## Provided passage
One B2B tech company is tackling a big inefficiency in the CPG food and beverage industry: connecting brands with manufacturers who have the capabilities and line times to produce new products.
Officially released today, Keychain (both the company and core product name) aims to bring transparency and simplicity to the CPG landscape by streamlining the matchmaking process of brands and retailers searching for compatible manufacturers while also unlocking untapped capacity.
Backed by a $18 million seed round led by Lightspeed Venture Partners, former Angi executives Oisin Hanrahan and Umang Dua launched the artificial intelligence-fueled platform to address an increasingly complex CPG landscape, one where private-label brands competing for line times and a rise in omnichannel shopping and a complicated landscape of dietary restrictions has created obstacles to getting new products to market.
“There’s this need to build an ecosystem to fill that gap between the people who brand our products and the people who actually manufacture them,” Keychain co-founder and CEO Hanrahan said.
Approaching the problem in a way that resembles how Hanrahan and Dua founded the home service platform Handy (which would later get incorporated into Angi) and using the institutional knowledge of their third co-founder, former Monogram Capital investor Jordan Weitz, Keychain allows brands to search for manufacturers using thousands of specific processes and capabilities to speed up the time and resources often used finding the right production partner.
Not only will building the database address inefficiencies in how retailers, brands and manufacturers interact, but the idea is to have cost savings trickle down to shoppers.
“We think that if we can bring some transparency to this manufacturing world, we can help consumers have higher quality products at a lower price,” Hanrahan said.
How Does It Work?
Keychain’s database uses AI to catalog and tag products by their manufacturing processes, refining search parameters and giving brands more specified options for finding the right production partner. The platform allows brands and retailers to reserve available manufacturing line time and pricing from over 10,000 co-packers and branded manufacturers.
So far, the company claims to have unlocked over $100 million of exclusive manufacturing capacity across over 40 product categories.

## Items from a dataset
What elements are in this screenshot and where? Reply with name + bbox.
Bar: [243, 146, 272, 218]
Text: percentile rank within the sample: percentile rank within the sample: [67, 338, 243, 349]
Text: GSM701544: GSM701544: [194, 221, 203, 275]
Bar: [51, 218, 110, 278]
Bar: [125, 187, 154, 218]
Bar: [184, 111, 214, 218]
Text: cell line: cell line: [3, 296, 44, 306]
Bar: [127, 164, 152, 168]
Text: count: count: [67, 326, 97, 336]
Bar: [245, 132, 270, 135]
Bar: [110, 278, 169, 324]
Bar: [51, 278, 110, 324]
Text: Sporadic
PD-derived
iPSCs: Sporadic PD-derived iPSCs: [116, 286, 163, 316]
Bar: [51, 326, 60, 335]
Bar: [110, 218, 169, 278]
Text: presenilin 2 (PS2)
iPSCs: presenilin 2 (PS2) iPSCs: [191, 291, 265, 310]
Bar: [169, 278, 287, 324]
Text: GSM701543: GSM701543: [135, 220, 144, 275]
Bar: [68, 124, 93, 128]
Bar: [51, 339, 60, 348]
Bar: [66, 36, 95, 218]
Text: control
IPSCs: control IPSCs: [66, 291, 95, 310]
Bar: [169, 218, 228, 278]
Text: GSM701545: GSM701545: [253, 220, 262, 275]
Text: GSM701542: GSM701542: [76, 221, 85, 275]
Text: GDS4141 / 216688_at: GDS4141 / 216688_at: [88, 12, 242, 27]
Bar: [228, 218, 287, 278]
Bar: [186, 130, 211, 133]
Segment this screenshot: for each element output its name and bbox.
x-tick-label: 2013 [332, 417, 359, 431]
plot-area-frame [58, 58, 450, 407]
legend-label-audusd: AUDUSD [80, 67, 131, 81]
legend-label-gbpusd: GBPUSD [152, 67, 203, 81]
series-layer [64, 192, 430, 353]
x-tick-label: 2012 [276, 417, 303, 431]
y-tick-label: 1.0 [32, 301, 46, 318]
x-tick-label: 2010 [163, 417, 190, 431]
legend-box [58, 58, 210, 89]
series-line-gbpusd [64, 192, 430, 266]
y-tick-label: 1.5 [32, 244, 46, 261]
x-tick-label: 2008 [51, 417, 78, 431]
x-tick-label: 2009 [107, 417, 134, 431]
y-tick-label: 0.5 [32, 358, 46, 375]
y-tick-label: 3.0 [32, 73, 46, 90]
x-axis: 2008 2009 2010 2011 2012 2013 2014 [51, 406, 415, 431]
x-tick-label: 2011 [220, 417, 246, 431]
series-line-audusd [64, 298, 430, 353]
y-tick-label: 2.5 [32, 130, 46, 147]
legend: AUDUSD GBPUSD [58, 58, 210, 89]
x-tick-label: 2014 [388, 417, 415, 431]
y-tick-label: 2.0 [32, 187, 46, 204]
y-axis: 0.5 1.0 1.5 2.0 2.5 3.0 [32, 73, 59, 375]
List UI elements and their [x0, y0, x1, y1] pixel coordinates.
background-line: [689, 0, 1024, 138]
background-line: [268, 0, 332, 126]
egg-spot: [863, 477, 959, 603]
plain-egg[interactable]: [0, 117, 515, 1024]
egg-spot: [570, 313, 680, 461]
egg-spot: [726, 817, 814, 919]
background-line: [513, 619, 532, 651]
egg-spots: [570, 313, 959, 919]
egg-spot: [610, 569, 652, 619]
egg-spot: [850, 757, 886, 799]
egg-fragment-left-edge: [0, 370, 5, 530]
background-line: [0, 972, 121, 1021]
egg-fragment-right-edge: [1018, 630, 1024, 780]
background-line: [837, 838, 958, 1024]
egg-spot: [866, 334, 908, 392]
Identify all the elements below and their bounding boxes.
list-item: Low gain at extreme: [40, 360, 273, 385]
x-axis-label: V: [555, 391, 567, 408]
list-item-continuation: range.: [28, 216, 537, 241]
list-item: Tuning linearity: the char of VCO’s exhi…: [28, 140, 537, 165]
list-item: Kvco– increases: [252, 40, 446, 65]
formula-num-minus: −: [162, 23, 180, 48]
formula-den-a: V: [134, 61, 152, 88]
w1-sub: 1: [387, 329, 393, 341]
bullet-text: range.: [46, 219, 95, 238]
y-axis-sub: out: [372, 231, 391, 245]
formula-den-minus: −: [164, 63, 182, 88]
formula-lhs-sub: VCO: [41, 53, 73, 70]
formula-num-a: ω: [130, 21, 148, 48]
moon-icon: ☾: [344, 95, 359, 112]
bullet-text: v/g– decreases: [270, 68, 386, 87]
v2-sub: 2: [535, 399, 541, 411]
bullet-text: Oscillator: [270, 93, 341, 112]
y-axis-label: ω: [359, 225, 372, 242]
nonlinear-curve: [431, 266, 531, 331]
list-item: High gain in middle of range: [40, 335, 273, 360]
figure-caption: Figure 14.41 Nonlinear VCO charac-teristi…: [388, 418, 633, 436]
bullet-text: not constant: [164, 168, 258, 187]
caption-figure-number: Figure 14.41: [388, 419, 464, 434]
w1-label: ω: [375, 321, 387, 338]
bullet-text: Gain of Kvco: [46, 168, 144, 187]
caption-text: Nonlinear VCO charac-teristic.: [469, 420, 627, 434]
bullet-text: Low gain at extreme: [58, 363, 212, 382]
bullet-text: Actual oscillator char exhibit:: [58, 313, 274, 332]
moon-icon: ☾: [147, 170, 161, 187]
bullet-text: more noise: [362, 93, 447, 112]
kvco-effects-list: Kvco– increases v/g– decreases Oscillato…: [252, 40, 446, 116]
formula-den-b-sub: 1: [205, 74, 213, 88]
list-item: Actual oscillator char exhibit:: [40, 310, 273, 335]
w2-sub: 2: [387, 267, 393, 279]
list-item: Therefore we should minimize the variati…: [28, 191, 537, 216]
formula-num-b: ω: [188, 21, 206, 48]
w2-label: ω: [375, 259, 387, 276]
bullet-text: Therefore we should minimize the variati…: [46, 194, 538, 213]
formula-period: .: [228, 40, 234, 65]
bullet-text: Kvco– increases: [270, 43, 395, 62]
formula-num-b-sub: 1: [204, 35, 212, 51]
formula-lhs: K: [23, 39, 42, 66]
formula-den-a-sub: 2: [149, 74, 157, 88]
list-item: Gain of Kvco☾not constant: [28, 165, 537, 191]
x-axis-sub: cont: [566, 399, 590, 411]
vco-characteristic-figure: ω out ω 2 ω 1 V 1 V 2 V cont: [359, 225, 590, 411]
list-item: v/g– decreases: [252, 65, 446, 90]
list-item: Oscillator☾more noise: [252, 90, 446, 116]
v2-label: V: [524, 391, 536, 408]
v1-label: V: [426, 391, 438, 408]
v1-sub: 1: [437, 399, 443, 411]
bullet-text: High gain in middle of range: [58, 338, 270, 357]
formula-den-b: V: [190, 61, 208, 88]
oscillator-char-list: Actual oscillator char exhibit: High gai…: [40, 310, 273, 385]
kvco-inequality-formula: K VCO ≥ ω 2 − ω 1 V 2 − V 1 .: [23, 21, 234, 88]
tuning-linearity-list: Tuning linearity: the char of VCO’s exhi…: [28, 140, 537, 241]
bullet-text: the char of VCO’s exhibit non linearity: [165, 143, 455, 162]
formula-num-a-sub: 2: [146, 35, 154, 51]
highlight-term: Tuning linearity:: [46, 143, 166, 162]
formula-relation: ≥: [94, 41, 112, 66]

## Activity
Reproduce the entire Keychain article verbatim.

## Answer to the problem
One B2B tech company is tackling a big inefficiency in the CPG food and beverage industry: connecting brands with manufacturers who have the capabilities and line times to produce new products.
Officially released today, Keychain (both the company and core product name) aims to bring transparency and simplicity to the CPG landscape by streamlining the matchmaking process of brands and retailers searching for compatible manufacturers while also unlocking untapped capacity.
Backed by a $18 million seed round led by Lightspeed Venture Partners, former Angi executives Oisin Hanrahan and Umang Dua launched the artificial intelligence-fueled platform to address an increasingly complex CPG landscape, one where private-label brands competing for line times and a rise in omnichannel shopping and a complicated landscape of dietary restrictions has created obstacles to getting new products to market.
“There’s this need to build an ecosystem to fill that gap between the people who brand our products and the people who actually manufacture them,” Keychain co-founder and CEO Hanrahan said.
Approaching the problem in a way that resembles how Hanrahan and Dua founded the home service platform Handy (which would later get incorporated into Angi) and using the institutional knowledge of their third co-founder, former Monogram Capital investor Jordan Weitz, Keychain allows brands to search for manufacturers using thousands of specific processes and capabilities to speed up the time and resources often used finding the right production partner.
Not only will building the database address inefficiencies in how retailers, brands and manufacturers interact, but the idea is to have cost savings trickle down to shoppers.
“We think that if we can bring some transparency to this manufacturing world, we can help consumers have higher quality products at a lower price,” Hanrahan said.
How Does It Work?
Keychain’s database uses AI to catalog and tag products by their manufacturing processes, refining search parameters and giving brands more specified options for finding the right production partner. The platform allows brands and retailers to reserve available manufacturing line time and pricing from over 10,000 co-packers and branded manufacturers.
So far, the company claims to have unlocked over $100 million of exclusive manufacturing capacity across over 40 product categories.